* **AIM**
Every line below should be repeated exactly.

* **THE DATA**
▬▬▬▬▬▬

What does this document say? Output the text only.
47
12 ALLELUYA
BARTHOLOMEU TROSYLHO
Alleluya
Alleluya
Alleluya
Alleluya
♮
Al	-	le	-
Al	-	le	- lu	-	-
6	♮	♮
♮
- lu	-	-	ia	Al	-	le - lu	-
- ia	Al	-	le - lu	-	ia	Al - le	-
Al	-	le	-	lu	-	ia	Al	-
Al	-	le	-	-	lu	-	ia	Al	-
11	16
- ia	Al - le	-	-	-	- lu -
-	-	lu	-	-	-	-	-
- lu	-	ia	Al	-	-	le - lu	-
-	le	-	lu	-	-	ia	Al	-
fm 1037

▬▬▬▬▬▬

* **PROBLEM SOLUTION**
What does this document say? Output the text only.
47
12 ALLELUYA
BARTHOLOMEU TROSYLHO
Alleluya
Alleluya
Alleluya
Alleluya
♮
Al	-	le	-
Al	-	le	- lu	-	-
6	♮	♮
♮
- lu	-	-	ia	Al	-	le - lu	-
- ia	Al	-	le - lu	-	ia	Al - le	-
Al	-	le	-	lu	-	ia	Al	-
Al	-	le	-	-	lu	-	ia	Al	-
11	16
- ia	Al - le	-	-	-	- lu -
-	-	lu	-	-	-	-	-
- lu	-	ia	Al	-	-	le - lu	-
-	le	-	lu	-	-	ia	Al	-
fm 1037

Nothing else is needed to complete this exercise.